Exercise data:

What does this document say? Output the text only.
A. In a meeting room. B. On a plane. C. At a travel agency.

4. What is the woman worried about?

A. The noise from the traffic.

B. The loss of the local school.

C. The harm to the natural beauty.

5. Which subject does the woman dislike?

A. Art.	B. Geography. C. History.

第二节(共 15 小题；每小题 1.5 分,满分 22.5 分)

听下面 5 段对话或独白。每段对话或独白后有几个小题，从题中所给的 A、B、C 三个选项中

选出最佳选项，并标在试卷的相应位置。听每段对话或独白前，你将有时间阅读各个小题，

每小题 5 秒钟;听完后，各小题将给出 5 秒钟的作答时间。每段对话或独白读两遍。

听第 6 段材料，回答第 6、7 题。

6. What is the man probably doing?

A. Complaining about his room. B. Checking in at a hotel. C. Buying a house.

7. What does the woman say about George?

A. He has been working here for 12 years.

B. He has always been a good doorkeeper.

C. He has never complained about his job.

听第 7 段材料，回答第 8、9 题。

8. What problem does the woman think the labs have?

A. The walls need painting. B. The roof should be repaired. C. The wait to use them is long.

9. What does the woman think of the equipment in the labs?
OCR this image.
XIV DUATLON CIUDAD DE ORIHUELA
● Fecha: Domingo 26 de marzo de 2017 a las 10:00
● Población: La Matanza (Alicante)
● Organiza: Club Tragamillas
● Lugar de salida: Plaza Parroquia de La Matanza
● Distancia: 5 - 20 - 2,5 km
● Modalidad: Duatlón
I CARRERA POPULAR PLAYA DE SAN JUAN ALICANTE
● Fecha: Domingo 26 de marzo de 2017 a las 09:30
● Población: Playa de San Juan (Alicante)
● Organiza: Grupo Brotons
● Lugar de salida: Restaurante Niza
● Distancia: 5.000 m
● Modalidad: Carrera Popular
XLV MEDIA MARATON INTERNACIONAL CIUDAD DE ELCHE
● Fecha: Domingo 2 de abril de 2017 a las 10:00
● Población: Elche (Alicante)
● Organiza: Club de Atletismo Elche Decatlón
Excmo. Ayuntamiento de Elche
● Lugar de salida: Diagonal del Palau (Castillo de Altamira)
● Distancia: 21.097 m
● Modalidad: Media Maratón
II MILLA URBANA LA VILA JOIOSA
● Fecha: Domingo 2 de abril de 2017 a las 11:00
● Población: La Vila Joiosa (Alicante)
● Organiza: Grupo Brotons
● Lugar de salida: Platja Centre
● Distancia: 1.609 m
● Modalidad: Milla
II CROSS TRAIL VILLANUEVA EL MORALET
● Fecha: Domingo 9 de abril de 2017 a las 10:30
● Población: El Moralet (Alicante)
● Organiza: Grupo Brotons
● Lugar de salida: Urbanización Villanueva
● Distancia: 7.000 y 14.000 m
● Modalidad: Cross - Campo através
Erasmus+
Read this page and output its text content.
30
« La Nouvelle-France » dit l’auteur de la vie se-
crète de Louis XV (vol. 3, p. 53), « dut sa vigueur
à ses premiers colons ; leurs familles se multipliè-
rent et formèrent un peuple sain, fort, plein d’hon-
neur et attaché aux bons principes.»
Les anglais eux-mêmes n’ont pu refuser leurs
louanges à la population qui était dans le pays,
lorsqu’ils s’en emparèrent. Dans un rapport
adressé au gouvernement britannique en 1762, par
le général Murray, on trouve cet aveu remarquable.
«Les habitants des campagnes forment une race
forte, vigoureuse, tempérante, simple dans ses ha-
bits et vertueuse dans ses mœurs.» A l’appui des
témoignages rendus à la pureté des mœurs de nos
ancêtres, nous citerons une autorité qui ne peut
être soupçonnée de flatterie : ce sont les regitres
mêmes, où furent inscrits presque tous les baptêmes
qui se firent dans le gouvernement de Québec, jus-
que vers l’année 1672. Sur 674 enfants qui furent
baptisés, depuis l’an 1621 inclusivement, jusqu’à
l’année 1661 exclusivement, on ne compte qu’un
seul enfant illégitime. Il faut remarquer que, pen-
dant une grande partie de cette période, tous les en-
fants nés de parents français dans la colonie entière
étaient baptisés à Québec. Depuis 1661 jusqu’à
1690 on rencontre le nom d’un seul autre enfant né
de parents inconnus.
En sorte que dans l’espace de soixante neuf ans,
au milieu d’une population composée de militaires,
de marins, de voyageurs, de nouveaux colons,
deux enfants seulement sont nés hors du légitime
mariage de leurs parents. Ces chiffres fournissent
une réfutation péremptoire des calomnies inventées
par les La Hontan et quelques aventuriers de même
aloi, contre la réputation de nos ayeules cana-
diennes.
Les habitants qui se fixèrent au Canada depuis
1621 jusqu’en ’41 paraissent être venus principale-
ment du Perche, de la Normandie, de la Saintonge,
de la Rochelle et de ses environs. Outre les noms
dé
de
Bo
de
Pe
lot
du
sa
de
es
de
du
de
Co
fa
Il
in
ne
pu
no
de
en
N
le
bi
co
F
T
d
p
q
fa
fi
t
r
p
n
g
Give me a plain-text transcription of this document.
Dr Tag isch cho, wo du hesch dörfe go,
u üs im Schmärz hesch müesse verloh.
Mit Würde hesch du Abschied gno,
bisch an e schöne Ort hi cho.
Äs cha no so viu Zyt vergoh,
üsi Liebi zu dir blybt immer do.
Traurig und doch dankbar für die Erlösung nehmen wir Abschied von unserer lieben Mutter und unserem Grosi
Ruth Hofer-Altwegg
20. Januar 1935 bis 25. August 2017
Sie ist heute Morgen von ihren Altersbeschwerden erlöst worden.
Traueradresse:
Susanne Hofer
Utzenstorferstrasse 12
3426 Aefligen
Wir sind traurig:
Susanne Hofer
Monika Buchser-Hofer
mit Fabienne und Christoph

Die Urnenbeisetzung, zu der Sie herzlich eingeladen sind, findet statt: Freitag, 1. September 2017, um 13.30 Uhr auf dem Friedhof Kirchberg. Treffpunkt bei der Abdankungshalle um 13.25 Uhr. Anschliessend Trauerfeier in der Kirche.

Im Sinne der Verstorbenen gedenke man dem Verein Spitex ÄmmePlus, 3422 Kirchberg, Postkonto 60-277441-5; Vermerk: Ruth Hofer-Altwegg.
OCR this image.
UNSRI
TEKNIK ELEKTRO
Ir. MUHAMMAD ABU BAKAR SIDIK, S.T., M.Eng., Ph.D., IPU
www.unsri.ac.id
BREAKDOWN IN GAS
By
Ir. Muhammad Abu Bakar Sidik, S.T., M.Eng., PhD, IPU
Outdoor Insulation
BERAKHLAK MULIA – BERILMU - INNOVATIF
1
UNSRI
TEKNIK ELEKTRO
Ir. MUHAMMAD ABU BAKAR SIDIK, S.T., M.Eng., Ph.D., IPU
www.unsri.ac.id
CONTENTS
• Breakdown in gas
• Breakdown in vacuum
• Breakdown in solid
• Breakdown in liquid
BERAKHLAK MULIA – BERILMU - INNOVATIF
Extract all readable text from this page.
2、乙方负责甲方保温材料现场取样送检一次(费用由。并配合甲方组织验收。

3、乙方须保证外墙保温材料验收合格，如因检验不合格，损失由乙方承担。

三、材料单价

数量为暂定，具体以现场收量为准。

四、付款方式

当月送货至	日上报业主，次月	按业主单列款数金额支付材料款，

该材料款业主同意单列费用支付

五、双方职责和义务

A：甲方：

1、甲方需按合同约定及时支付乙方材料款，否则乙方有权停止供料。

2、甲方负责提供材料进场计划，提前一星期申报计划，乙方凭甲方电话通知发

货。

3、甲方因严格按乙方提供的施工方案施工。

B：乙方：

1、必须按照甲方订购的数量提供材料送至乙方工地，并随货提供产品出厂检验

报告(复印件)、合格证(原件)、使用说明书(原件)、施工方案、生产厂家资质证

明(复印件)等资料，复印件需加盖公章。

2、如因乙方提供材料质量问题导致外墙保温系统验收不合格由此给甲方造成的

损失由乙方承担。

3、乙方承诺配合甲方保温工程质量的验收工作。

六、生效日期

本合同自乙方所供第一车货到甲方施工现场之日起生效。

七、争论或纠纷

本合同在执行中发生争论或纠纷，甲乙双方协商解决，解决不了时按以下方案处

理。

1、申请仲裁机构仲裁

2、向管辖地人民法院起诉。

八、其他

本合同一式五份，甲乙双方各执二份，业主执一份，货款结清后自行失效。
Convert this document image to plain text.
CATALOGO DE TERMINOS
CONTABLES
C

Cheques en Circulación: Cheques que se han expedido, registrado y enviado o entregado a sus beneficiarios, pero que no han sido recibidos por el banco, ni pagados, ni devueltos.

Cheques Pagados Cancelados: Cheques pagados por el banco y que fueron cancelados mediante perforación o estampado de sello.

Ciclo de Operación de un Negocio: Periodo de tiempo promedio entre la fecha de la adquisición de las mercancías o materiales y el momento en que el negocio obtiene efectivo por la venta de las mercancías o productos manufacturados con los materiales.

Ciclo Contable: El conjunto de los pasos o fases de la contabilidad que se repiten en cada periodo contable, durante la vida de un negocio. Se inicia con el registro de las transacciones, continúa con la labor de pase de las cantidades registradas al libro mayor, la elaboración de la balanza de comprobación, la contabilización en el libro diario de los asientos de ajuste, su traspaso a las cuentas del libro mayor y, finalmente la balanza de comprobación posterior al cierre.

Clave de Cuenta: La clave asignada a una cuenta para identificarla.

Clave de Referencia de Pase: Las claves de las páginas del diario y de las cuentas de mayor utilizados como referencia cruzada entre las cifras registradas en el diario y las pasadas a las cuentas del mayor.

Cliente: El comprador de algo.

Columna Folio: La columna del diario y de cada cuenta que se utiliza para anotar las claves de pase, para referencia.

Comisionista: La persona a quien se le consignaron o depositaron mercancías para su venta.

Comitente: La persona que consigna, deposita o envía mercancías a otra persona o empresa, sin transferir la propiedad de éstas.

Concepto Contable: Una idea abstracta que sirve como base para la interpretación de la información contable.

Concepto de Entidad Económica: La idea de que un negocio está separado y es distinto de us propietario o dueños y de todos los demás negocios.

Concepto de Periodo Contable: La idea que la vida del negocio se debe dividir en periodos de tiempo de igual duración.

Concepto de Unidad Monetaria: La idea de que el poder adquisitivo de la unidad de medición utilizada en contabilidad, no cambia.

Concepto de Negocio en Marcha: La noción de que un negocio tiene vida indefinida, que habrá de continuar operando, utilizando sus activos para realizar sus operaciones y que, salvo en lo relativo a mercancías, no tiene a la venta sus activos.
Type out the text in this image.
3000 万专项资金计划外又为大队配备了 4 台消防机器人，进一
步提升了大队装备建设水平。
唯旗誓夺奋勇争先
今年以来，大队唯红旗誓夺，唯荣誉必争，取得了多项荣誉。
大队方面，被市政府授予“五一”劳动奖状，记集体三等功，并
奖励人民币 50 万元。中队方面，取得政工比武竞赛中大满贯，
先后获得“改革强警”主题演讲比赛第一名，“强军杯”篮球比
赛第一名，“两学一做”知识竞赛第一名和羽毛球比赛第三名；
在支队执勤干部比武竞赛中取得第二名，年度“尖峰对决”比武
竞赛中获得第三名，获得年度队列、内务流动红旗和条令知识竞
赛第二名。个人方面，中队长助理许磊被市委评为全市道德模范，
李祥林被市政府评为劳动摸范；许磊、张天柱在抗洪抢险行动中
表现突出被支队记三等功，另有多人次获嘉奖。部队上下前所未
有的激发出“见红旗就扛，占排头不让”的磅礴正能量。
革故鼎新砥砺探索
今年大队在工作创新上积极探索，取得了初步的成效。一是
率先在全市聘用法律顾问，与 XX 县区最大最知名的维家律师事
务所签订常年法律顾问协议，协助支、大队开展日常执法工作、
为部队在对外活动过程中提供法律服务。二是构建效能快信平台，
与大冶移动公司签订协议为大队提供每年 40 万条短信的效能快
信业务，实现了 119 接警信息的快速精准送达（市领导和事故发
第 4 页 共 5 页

Given request:
Check every line for "hesch" and show the ones that have it.

Response:
Dr Tag isch cho, wo du hesch dörfe go,
u üs im Schmärz hesch müesse verloh.
Mit Würde hesch du Abschied gno,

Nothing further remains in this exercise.